▶ [WHAT YOU SHOULD DO]: Below are the records. List every line holding the word "blue".
************
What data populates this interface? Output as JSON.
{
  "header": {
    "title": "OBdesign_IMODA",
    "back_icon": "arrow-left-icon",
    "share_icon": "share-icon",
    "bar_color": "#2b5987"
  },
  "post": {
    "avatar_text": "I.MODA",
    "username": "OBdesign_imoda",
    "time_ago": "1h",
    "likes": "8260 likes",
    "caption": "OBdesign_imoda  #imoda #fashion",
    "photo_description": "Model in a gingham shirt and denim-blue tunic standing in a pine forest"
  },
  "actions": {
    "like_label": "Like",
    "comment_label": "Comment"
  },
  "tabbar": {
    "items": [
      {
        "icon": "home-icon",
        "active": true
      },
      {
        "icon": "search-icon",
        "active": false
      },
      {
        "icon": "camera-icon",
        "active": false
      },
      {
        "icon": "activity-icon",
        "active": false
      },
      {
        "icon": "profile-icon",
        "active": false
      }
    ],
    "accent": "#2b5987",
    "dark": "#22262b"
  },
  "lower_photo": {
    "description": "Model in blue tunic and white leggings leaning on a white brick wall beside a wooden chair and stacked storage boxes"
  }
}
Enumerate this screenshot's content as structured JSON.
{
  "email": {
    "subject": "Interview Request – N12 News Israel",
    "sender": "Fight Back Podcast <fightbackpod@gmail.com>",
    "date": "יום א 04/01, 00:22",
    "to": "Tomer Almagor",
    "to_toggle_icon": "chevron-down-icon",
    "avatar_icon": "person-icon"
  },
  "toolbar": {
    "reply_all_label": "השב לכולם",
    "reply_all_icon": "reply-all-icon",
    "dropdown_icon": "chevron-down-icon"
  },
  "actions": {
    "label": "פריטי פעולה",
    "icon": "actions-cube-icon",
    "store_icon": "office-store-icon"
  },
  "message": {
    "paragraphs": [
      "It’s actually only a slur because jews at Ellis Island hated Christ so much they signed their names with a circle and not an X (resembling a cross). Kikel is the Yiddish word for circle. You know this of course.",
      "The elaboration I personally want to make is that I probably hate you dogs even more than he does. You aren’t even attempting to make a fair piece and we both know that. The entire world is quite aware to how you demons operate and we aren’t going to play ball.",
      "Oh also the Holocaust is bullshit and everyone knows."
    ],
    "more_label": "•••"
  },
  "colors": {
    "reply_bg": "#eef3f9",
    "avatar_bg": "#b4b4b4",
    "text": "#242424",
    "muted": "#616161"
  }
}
************
▶ [OUTPUT]:
    "photo_description": "Model in a gingham shirt and denim-blue tunic standing in a pine forest"
    "description": "Model in blue tunic and white leggings leaning on a white brick wall beside a wooden chair and stacked storage boxes"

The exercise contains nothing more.